Raw records
== == ==
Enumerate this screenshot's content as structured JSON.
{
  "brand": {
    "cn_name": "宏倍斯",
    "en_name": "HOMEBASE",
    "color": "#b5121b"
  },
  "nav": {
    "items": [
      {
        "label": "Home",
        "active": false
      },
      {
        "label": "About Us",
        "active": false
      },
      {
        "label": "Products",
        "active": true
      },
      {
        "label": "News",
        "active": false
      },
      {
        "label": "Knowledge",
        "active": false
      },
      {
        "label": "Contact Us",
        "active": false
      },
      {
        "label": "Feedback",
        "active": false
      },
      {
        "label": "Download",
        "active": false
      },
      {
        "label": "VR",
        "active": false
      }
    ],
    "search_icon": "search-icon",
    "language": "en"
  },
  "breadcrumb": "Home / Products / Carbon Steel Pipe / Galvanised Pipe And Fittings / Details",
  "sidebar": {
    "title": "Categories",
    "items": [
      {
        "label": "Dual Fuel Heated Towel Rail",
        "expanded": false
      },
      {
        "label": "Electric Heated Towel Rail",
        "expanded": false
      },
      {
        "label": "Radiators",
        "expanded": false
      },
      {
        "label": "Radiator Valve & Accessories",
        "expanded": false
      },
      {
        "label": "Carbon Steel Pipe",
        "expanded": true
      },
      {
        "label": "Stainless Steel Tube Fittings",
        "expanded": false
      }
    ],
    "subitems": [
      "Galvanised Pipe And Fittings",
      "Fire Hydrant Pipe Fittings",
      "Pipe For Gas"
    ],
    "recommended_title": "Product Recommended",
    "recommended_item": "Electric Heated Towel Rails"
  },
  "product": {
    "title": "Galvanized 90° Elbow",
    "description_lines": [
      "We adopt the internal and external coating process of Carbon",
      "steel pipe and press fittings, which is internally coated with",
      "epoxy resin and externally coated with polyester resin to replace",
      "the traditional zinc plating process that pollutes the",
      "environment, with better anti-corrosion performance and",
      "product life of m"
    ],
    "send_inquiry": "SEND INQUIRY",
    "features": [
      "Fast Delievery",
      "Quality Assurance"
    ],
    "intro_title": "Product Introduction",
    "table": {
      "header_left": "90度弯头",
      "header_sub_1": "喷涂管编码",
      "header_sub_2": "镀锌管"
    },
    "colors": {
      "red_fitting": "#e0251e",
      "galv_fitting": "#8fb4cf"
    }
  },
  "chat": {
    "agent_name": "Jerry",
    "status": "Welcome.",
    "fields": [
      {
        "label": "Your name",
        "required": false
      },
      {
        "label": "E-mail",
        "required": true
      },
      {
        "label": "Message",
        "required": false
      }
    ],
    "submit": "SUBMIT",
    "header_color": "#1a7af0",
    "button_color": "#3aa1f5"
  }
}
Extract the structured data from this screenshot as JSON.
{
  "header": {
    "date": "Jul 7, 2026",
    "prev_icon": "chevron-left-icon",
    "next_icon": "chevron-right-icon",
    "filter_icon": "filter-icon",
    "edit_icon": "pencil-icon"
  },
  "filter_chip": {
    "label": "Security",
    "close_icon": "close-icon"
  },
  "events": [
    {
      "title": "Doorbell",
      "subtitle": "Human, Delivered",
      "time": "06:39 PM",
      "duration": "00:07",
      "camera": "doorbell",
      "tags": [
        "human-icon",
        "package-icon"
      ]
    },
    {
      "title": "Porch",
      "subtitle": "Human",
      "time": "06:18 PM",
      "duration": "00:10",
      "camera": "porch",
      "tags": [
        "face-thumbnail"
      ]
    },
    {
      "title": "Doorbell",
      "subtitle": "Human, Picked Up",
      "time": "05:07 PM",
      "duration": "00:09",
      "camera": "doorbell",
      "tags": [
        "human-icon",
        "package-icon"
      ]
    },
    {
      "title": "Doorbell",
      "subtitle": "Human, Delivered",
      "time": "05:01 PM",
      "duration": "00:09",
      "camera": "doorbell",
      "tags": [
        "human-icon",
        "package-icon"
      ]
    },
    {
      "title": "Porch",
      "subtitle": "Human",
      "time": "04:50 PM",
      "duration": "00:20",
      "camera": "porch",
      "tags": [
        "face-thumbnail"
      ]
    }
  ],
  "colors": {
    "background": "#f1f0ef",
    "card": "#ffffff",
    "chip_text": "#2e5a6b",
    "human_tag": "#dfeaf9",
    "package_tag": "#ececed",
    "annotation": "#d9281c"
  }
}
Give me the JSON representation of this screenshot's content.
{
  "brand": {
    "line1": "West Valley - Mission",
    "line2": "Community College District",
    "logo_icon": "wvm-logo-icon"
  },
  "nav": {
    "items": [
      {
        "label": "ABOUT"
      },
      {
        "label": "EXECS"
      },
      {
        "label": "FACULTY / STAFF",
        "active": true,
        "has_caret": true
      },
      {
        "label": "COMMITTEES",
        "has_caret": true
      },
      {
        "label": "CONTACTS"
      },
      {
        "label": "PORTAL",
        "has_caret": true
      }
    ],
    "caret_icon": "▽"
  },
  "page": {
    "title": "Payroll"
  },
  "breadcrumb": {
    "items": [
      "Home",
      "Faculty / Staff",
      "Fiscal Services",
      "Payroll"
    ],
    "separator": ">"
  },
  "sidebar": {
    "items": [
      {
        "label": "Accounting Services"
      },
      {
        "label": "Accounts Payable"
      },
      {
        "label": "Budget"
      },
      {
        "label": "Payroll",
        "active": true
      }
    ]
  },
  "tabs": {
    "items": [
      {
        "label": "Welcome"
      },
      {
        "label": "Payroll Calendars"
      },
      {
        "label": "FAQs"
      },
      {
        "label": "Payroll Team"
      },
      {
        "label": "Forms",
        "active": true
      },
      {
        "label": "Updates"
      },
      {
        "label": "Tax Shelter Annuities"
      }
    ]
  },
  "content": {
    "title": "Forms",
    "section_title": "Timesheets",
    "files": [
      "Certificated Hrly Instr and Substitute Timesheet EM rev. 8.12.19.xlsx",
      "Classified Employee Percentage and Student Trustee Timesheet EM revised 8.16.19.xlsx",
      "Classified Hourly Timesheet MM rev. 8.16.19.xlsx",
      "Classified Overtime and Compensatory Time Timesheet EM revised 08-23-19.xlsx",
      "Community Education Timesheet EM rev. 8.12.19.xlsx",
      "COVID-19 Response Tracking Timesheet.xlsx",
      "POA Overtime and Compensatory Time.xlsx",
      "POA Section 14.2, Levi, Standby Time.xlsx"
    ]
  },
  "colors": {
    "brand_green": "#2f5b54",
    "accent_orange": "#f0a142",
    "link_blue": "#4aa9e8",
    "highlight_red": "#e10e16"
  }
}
== == ==
◆ **BRIEF**: Return the listing above in full, character for character.

◆ **EXPECTED OUTPUT**:
Enumerate this screenshot's content as structured JSON.
{
  "brand": {
    "cn_name": "宏倍斯",
    "en_name": "HOMEBASE",
    "color": "#b5121b"
  },
  "nav": {
    "items": [
      {
        "label": "Home",
        "active": false
      },
      {
        "label": "About Us",
        "active": false
      },
      {
        "label": "Products",
        "active": true
      },
      {
        "label": "News",
        "active": false
      },
      {
        "label": "Knowledge",
        "active": false
      },
      {
        "label": "Contact Us",
        "active": false
      },
      {
        "label": "Feedback",
        "active": false
      },
      {
        "label": "Download",
        "active": false
      },
      {
        "label": "VR",
        "active": false
      }
    ],
    "search_icon": "search-icon",
    "language": "en"
  },
  "breadcrumb": "Home / Products / Carbon Steel Pipe / Galvanised Pipe And Fittings / Details",
  "sidebar": {
    "title": "Categories",
    "items": [
      {
        "label": "Dual Fuel Heated Towel Rail",
        "expanded": false
      },
      {
        "label": "Electric Heated Towel Rail",
        "expanded": false
      },
      {
        "label": "Radiators",
        "expanded": false
      },
      {
        "label": "Radiator Valve & Accessories",
        "expanded": false
      },
      {
        "label": "Carbon Steel Pipe",
        "expanded": true
      },
      {
        "label": "Stainless Steel Tube Fittings",
        "expanded": false
      }
    ],
    "subitems": [
      "Galvanised Pipe And Fittings",
      "Fire Hydrant Pipe Fittings",
      "Pipe For Gas"
    ],
    "recommended_title": "Product Recommended",
    "recommended_item": "Electric Heated Towel Rails"
  },
  "product": {
    "title": "Galvanized 90° Elbow",
    "description_lines": [
      "We adopt the internal and external coating process of Carbon",
      "steel pipe and press fittings, which is internally coated with",
      "epoxy resin and externally coated with polyester resin to replace",
      "the traditional zinc plating process that pollutes the",
      "environment, with better anti-corrosion performance and",
      "product life of m"
    ],
    "send_inquiry": "SEND INQUIRY",
    "features": [
      "Fast Delievery",
      "Quality Assurance"
    ],
    "intro_title": "Product Introduction",
    "table": {
      "header_left": "90度弯头",
      "header_sub_1": "喷涂管编码",
      "header_sub_2": "镀锌管"
    },
    "colors": {
      "red_fitting": "#e0251e",
      "galv_fitting": "#8fb4cf"
    }
  },
  "chat": {
    "agent_name": "Jerry",
    "status": "Welcome.",
    "fields": [
      {
        "label": "Your name",
        "required": false
      },
      {
        "label": "E-mail",
        "required": true
      },
      {
        "label": "Message",
        "required": false
      }
    ],
    "submit": "SUBMIT",
    "header_color": "#1a7af0",
    "button_color": "#3aa1f5"
  }
}
Extract the structured data from this screenshot as JSON.
{
  "header": {
    "date": "Jul 7, 2026",
    "prev_icon": "chevron-left-icon",
    "next_icon": "chevron-right-icon",
    "filter_icon": "filter-icon",
    "edit_icon": "pencil-icon"
  },
  "filter_chip": {
    "label": "Security",
    "close_icon": "close-icon"
  },
  "events": [
    {
      "title": "Doorbell",
      "subtitle": "Human, Delivered",
      "time": "06:39 PM",
      "duration": "00:07",
      "camera": "doorbell",
      "tags": [
        "human-icon",
        "package-icon"
      ]
    },
    {
      "title": "Porch",
      "subtitle": "Human",
      "time": "06:18 PM",
      "duration": "00:10",
      "camera": "porch",
      "tags": [
        "face-thumbnail"
      ]
    },
    {
      "title": "Doorbell",
      "subtitle": "Human, Picked Up",
      "time": "05:07 PM",
      "duration": "00:09",
      "camera": "doorbell",
      "tags": [
        "human-icon",
        "package-icon"
      ]
    },
    {
      "title": "Doorbell",
      "subtitle": "Human, Delivered",
      "time": "05:01 PM",
      "duration": "00:09",
      "camera": "doorbell",
      "tags": [
        "human-icon",
        "package-icon"
      ]
    },
    {
      "title": "Porch",
      "subtitle": "Human",
      "time": "04:50 PM",
      "duration": "00:20",
      "camera": "porch",
      "tags": [
        "face-thumbnail"
      ]
    }
  ],
  "colors": {
    "background": "#f1f0ef",
    "card": "#ffffff",
    "chip_text": "#2e5a6b",
    "human_tag": "#dfeaf9",
    "package_tag": "#ececed",
    "annotation": "#d9281c"
  }
}
Give me the JSON representation of this screenshot's content.
{
  "brand": {
    "line1": "West Valley - Mission",
    "line2": "Community College District",
    "logo_icon": "wvm-logo-icon"
  },
  "nav": {
    "items": [
      {
        "label": "ABOUT"
      },
      {
        "label": "EXECS"
      },
      {
        "label": "FACULTY / STAFF",
        "active": true,
        "has_caret": true
      },
      {
        "label": "COMMITTEES",
        "has_caret": true
      },
      {
        "label": "CONTACTS"
      },
      {
        "label": "PORTAL",
        "has_caret": true
      }
    ],
    "caret_icon": "▽"
  },
  "page": {
    "title": "Payroll"
  },
  "breadcrumb": {
    "items": [
      "Home",
      "Faculty / Staff",
      "Fiscal Services",
      "Payroll"
    ],
    "separator": ">"
  },
  "sidebar": {
    "items": [
      {
        "label": "Accounting Services"
      },
      {
        "label": "Accounts Payable"
      },
      {
        "label": "Budget"
      },
      {
        "label": "Payroll",
        "active": true
      }
    ]
  },
  "tabs": {
    "items": [
      {
        "label": "Welcome"
      },
      {
        "label": "Payroll Calendars"
      },
      {
        "label": "FAQs"
      },
      {
        "label": "Payroll Team"
      },
      {
        "label": "Forms",
        "active": true
      },
      {
        "label": "Updates"
      },
      {
        "label": "Tax Shelter Annuities"
      }
    ]
  },
  "content": {
    "title": "Forms",
    "section_title": "Timesheets",
    "files": [
      "Certificated Hrly Instr and Substitute Timesheet EM rev. 8.12.19.xlsx",
      "Classified Employee Percentage and Student Trustee Timesheet EM revised 8.16.19.xlsx",
      "Classified Hourly Timesheet MM rev. 8.16.19.xlsx",
      "Classified Overtime and Compensatory Time Timesheet EM revised 08-23-19.xlsx",
      "Community Education Timesheet EM rev. 8.12.19.xlsx",
      "COVID-19 Response Tracking Timesheet.xlsx",
      "POA Overtime and Compensatory Time.xlsx",
      "POA Section 14.2, Levi, Standby Time.xlsx"
    ]
  },
  "colors": {
    "brand_green": "#2f5b54",
    "accent_orange": "#f0a142",
    "link_blue": "#4aa9e8",
    "highlight_red": "#e10e16"
  }
}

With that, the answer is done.